→ Aim of the exercise
Pick out each line of the records that includes the string "肿瘤内科", and copy it.

→ Task data
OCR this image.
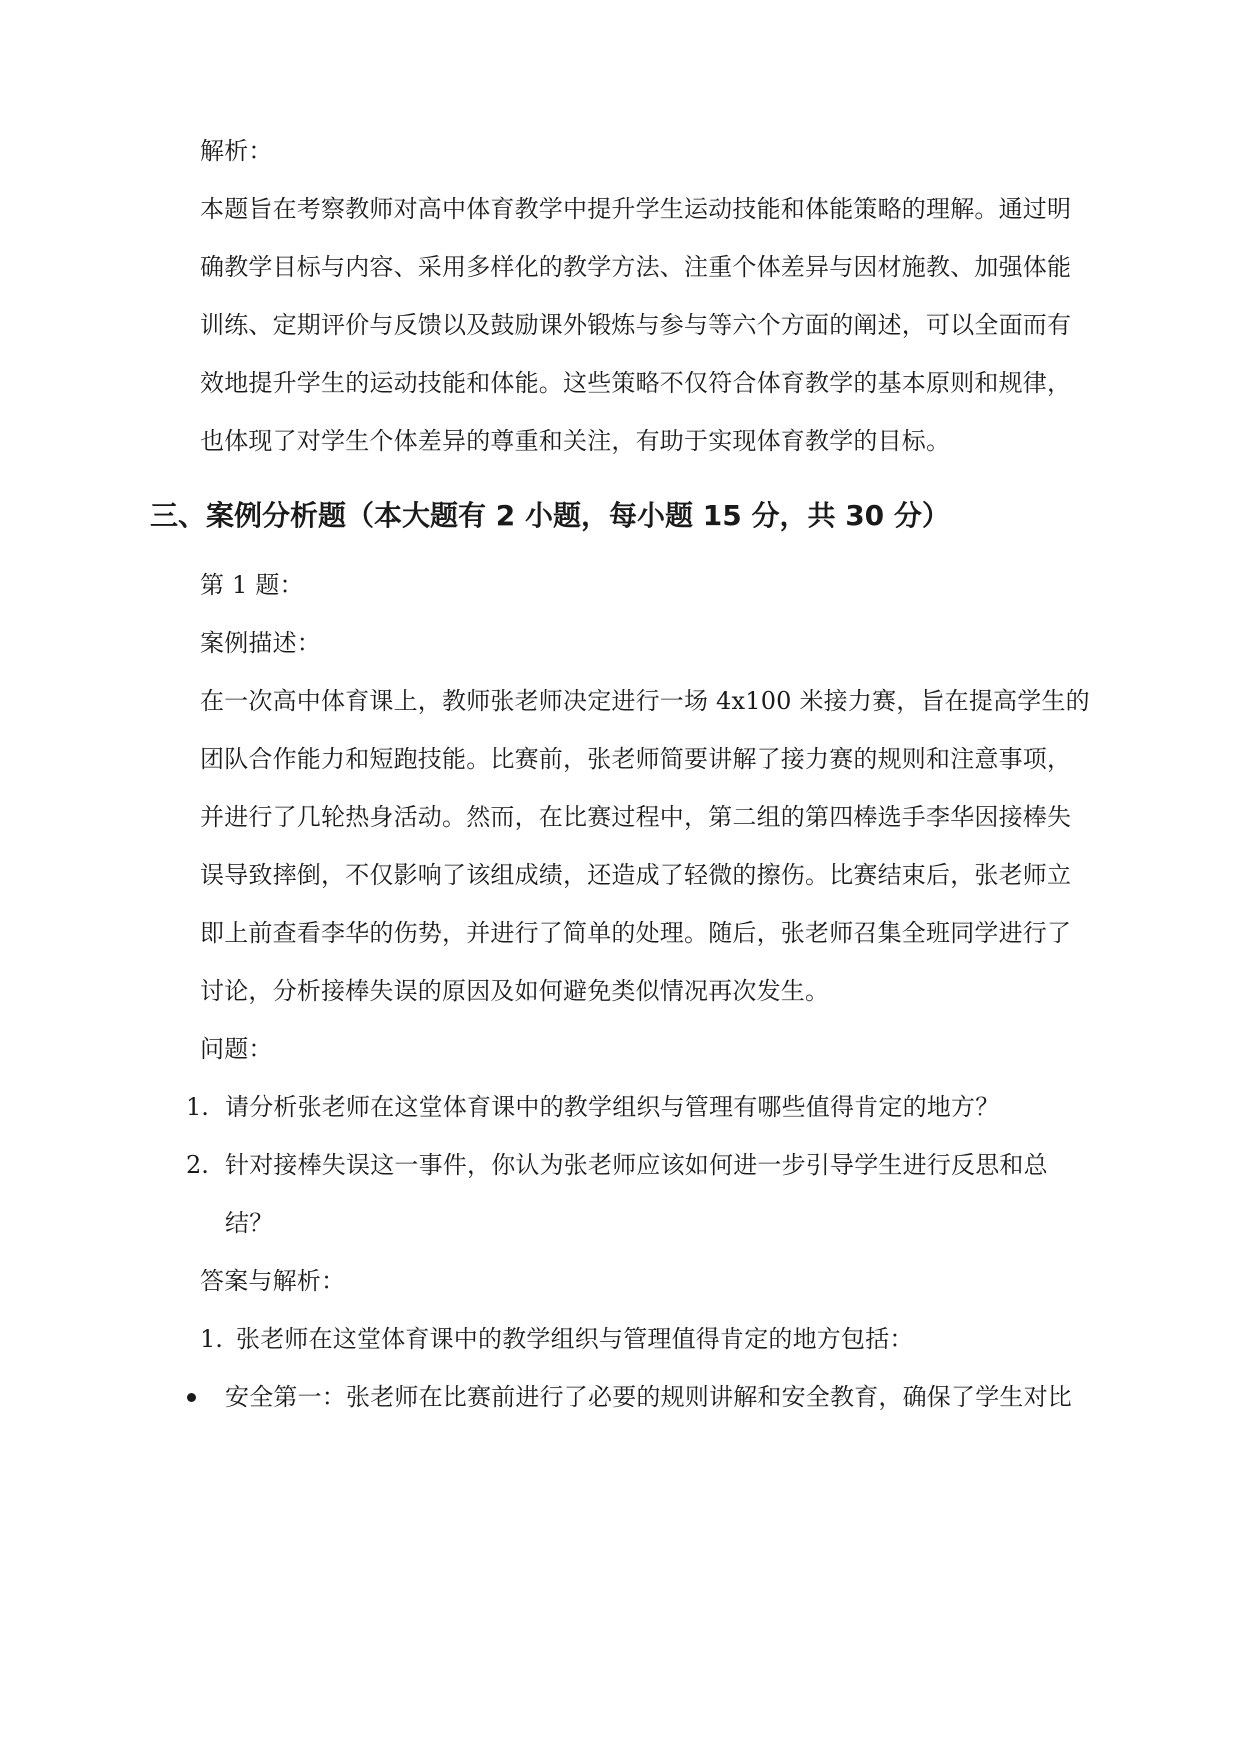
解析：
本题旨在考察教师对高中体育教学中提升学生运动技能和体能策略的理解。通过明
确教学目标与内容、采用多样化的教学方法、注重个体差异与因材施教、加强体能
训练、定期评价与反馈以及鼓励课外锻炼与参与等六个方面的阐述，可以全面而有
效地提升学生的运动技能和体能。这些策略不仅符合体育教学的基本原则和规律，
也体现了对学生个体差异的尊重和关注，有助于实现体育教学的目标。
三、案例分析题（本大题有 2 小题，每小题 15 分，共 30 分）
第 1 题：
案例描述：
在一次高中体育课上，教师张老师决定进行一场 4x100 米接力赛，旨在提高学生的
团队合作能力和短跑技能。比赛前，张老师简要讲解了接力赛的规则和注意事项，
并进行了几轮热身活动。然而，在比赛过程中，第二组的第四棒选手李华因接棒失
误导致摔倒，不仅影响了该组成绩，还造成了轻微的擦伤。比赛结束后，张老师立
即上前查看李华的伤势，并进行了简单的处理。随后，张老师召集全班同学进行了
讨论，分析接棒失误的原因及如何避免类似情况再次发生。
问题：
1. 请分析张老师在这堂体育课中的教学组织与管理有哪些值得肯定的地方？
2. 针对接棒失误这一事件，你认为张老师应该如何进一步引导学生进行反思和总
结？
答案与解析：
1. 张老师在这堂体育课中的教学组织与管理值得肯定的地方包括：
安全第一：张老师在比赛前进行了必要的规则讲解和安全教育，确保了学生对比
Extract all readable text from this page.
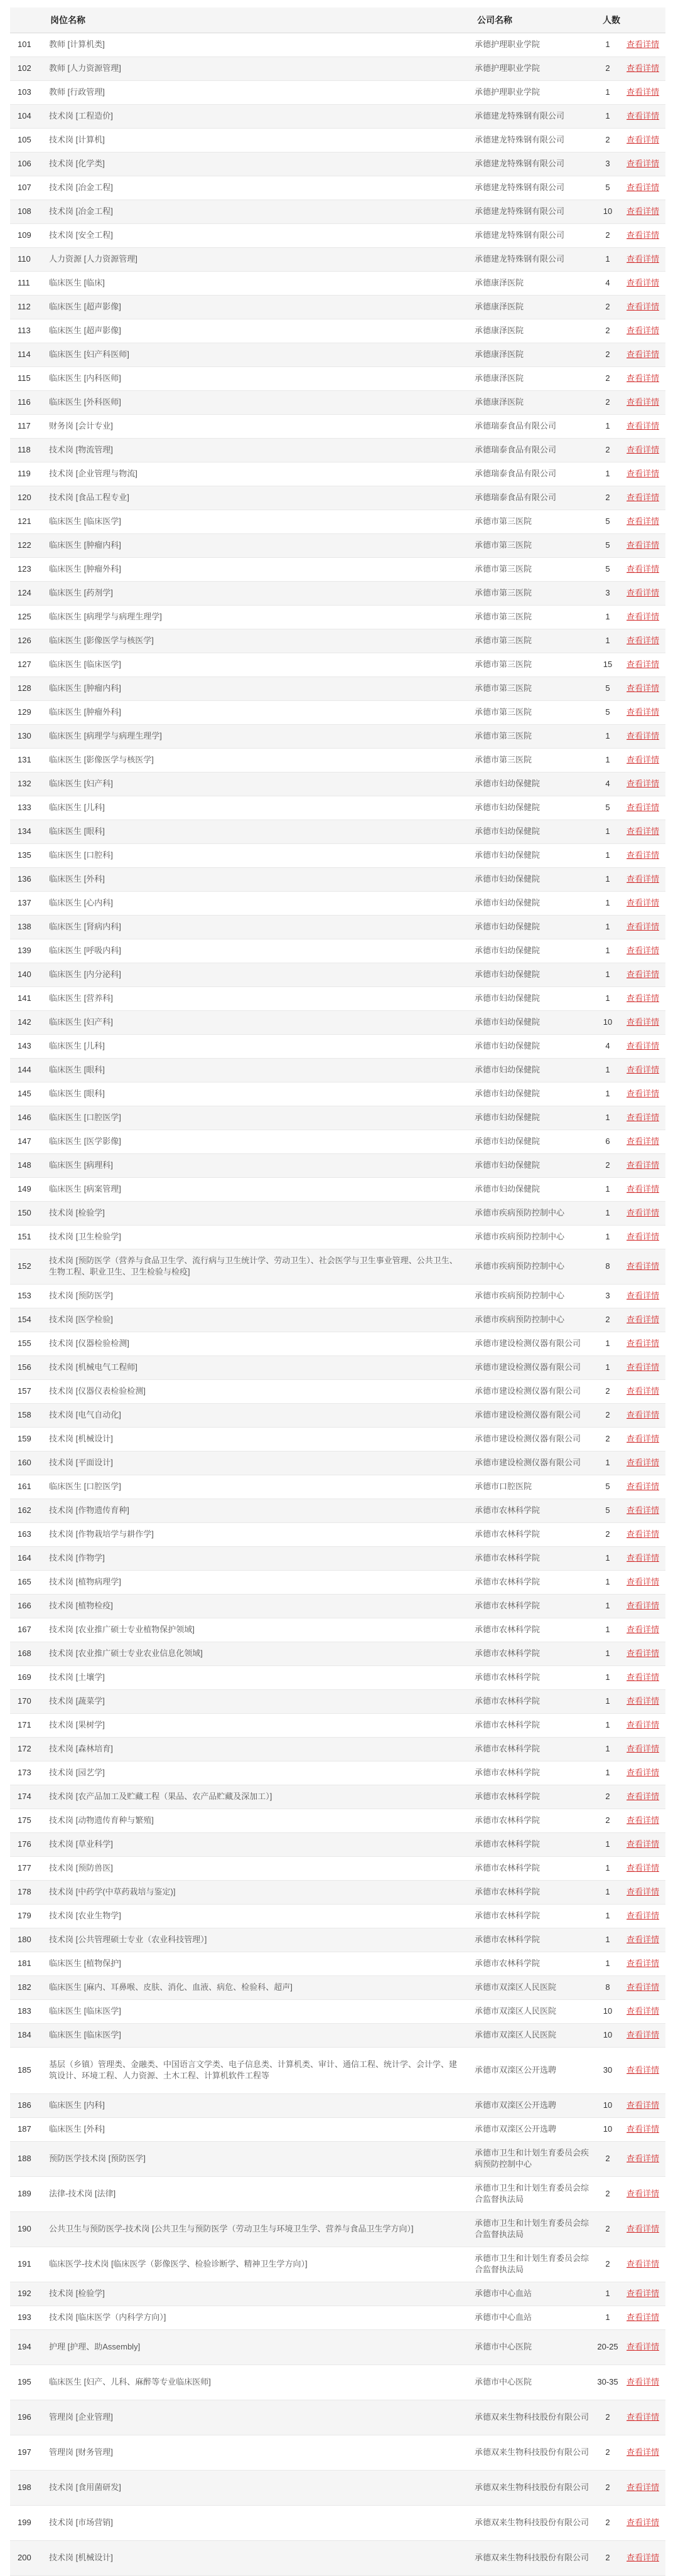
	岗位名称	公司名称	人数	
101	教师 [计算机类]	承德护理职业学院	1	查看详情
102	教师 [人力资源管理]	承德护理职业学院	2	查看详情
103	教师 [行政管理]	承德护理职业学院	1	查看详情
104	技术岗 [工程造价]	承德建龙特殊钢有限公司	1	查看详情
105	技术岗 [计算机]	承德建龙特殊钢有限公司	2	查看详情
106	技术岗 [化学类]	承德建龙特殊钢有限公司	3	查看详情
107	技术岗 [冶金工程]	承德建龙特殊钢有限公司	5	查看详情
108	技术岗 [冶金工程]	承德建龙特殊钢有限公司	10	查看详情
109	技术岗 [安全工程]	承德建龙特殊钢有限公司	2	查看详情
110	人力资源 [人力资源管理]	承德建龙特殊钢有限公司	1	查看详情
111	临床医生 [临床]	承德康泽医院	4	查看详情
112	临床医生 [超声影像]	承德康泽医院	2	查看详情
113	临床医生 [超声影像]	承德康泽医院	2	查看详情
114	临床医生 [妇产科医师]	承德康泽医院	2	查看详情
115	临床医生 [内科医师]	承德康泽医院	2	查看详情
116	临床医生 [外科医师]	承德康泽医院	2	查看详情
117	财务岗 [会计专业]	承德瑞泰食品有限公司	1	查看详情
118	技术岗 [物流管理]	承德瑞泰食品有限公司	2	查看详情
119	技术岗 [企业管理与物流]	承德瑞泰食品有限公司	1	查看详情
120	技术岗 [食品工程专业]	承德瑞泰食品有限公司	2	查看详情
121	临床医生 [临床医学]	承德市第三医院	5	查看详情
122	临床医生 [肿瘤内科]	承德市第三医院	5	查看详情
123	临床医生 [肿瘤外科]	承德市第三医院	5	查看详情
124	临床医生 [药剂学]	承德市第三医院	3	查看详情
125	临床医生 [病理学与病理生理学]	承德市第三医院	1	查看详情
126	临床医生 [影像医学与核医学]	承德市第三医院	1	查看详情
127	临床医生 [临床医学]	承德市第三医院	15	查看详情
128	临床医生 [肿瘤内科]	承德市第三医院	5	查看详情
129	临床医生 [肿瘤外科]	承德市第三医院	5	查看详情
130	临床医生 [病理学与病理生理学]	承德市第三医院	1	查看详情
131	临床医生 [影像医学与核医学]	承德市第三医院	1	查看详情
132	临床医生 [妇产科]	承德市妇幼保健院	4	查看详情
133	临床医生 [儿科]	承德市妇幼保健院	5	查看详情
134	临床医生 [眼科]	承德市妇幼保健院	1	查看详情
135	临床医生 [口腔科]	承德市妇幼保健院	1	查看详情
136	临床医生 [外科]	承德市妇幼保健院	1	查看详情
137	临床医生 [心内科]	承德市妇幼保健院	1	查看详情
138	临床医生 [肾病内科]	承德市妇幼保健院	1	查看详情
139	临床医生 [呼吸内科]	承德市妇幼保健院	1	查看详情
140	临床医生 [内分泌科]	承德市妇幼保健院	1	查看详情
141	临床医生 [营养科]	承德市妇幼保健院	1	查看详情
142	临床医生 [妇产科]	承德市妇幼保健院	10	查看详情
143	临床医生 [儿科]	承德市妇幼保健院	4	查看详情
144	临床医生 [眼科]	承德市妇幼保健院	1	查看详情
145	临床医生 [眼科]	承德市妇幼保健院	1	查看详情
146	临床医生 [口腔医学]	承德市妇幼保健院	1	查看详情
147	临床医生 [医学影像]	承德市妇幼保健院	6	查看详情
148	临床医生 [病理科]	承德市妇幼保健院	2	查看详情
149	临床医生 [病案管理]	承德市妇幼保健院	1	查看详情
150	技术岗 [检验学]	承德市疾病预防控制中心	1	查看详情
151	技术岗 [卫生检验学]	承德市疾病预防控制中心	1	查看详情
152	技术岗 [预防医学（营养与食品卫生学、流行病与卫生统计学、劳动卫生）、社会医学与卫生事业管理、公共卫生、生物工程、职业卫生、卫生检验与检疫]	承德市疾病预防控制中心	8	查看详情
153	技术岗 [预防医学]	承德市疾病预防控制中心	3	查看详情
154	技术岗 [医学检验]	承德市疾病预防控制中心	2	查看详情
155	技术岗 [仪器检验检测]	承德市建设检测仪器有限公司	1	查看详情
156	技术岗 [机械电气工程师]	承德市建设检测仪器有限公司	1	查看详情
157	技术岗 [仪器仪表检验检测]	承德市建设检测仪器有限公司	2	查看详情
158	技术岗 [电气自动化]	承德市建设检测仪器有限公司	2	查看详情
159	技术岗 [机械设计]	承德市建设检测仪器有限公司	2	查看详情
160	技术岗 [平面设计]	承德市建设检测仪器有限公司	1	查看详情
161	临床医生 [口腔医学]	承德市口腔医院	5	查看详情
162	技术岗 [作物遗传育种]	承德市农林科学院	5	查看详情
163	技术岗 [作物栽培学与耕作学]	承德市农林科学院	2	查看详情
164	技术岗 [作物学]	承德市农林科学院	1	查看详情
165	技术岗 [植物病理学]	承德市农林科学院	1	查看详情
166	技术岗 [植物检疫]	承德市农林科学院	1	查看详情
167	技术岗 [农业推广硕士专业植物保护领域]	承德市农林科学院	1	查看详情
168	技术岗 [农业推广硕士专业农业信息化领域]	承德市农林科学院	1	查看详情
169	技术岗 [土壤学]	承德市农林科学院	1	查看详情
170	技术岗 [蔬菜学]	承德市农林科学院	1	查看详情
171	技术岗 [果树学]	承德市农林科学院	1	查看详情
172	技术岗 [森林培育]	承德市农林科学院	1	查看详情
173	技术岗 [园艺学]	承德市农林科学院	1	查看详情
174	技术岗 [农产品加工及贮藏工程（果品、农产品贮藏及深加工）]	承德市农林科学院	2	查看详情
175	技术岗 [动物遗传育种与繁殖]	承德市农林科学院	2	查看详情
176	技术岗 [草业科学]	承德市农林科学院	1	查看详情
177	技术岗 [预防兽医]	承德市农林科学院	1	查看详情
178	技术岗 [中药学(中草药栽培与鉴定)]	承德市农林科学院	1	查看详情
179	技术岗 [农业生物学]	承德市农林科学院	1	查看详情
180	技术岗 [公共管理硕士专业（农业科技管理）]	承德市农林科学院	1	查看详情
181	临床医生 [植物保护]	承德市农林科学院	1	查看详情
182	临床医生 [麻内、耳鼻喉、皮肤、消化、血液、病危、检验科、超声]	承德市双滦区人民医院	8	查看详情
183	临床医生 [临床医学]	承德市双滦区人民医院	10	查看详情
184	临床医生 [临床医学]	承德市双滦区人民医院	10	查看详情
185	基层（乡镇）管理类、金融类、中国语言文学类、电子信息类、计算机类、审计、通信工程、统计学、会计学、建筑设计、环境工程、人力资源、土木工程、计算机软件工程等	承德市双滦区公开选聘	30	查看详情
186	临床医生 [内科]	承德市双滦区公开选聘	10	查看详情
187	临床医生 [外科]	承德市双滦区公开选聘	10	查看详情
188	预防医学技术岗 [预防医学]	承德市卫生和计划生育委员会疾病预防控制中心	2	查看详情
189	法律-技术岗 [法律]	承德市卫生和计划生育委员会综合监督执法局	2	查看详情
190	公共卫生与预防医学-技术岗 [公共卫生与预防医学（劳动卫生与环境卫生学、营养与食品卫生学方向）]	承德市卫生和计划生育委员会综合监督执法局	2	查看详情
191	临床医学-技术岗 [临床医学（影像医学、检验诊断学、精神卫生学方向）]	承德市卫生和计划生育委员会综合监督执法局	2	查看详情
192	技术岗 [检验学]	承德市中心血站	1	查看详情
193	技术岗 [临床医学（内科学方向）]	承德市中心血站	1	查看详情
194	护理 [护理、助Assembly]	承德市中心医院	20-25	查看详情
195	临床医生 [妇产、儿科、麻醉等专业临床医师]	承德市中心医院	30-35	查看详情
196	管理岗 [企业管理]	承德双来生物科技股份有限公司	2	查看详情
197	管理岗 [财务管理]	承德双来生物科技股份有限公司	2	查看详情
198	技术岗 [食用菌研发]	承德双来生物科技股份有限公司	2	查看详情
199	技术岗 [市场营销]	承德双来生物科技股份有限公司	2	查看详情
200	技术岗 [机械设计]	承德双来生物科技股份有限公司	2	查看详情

→ Correct response
122	临床医生 [肿瘤内科]	承德市第三医院	5	查看详情
128	临床医生 [肿瘤内科]	承德市第三医院	5	查看详情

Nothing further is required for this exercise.